→ **The task**
Quote the records below in full, exactly as given, with the images taken out.

→ **Collected data**
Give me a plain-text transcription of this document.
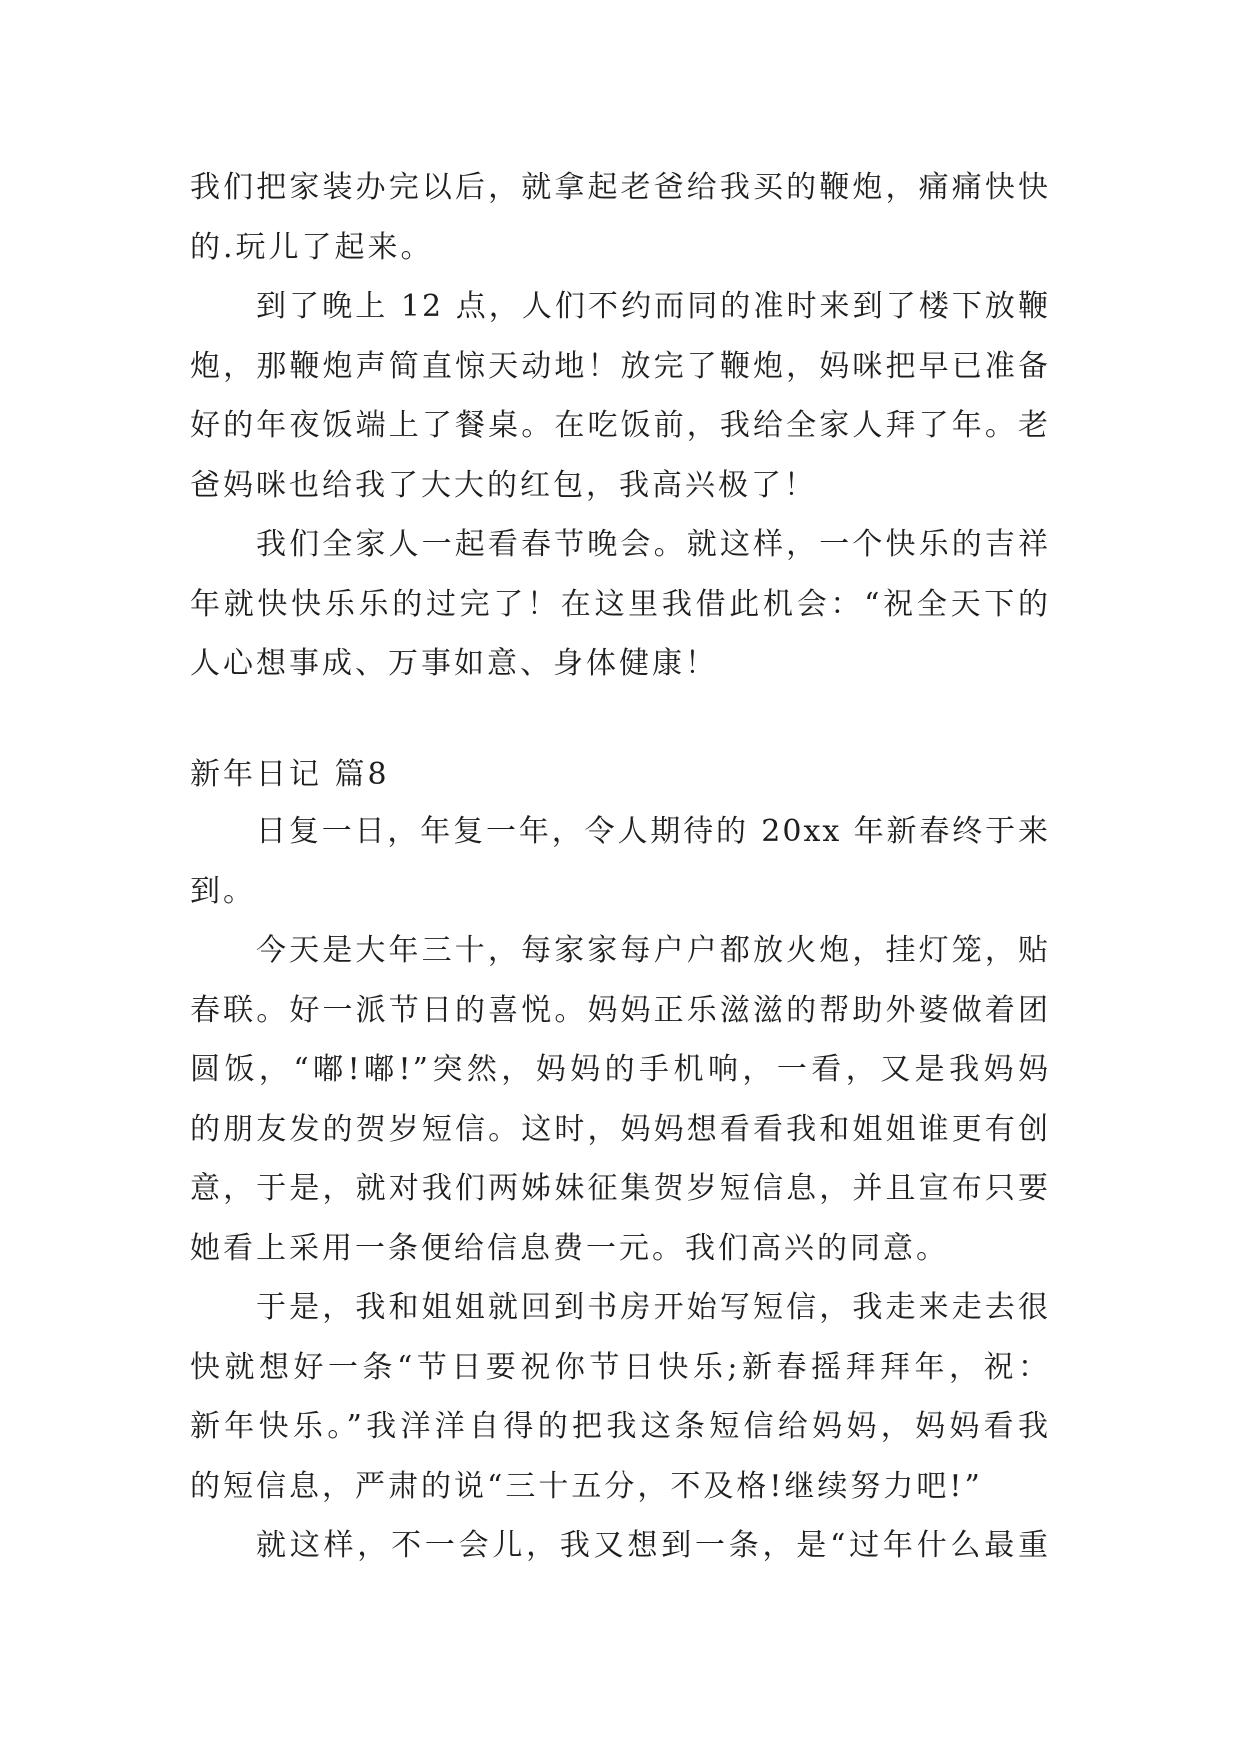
我们把家装办完以后，就拿起老爸给我买的鞭炮，痛痛快快
的.玩儿了起来。
到了晚上 12 点，人们不约而同的准时来到了楼下放鞭
炮，那鞭炮声简直惊天动地！放完了鞭炮，妈咪把早已准备
好的年夜饭端上了餐桌。在吃饭前，我给全家人拜了年。老
爸妈咪也给我了大大的红包，我高兴极了！
我们全家人一起看春节晚会。就这样，一个快乐的吉祥
年就快快乐乐的过完了！在这里我借此机会：“祝全天下的
人心想事成、万事如意、身体健康！
新年日记 篇8
日复一日，年复一年，令人期待的 20xx 年新春终于来
到。
今天是大年三十，每家家每户户都放火炮，挂灯笼，贴
春联。好一派节日的喜悦。妈妈正乐滋滋的帮助外婆做着团
圆饭，“嘟!嘟!”突然，妈妈的手机响，一看，又是我妈妈
的朋友发的贺岁短信。这时，妈妈想看看我和姐姐谁更有创
意，于是，就对我们两姊妹征集贺岁短信息，并且宣布只要
她看上采用一条便给信息费一元。我们高兴的同意。
于是，我和姐姐就回到书房开始写短信，我走来走去很
快就想好一条“节日要祝你节日快乐;新春摇拜拜年，祝：
新年快乐。”我洋洋自得的把我这条短信给妈妈，妈妈看我
的短信息，严肃的说“三十五分，不及格!继续努力吧!”
就这样，不一会儿，我又想到一条，是“过年什么最重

→ **Worked answer**
Give me a plain-text transcription of this document.
我们把家装办完以后，就拿起老爸给我买的鞭炮，痛痛快快
的.玩儿了起来。
到了晚上 12 点，人们不约而同的准时来到了楼下放鞭
炮，那鞭炮声简直惊天动地！放完了鞭炮，妈咪把早已准备
好的年夜饭端上了餐桌。在吃饭前，我给全家人拜了年。老
爸妈咪也给我了大大的红包，我高兴极了！
我们全家人一起看春节晚会。就这样，一个快乐的吉祥
年就快快乐乐的过完了！在这里我借此机会：“祝全天下的
人心想事成、万事如意、身体健康！
新年日记 篇8
日复一日，年复一年，令人期待的 20xx 年新春终于来
到。
今天是大年三十，每家家每户户都放火炮，挂灯笼，贴
春联。好一派节日的喜悦。妈妈正乐滋滋的帮助外婆做着团
圆饭，“嘟!嘟!”突然，妈妈的手机响，一看，又是我妈妈
的朋友发的贺岁短信。这时，妈妈想看看我和姐姐谁更有创
意，于是，就对我们两姊妹征集贺岁短信息，并且宣布只要
她看上采用一条便给信息费一元。我们高兴的同意。
于是，我和姐姐就回到书房开始写短信，我走来走去很
快就想好一条“节日要祝你节日快乐;新春摇拜拜年，祝：
新年快乐。”我洋洋自得的把我这条短信给妈妈，妈妈看我
的短信息，严肃的说“三十五分，不及格!继续努力吧!”
就这样，不一会儿，我又想到一条，是“过年什么最重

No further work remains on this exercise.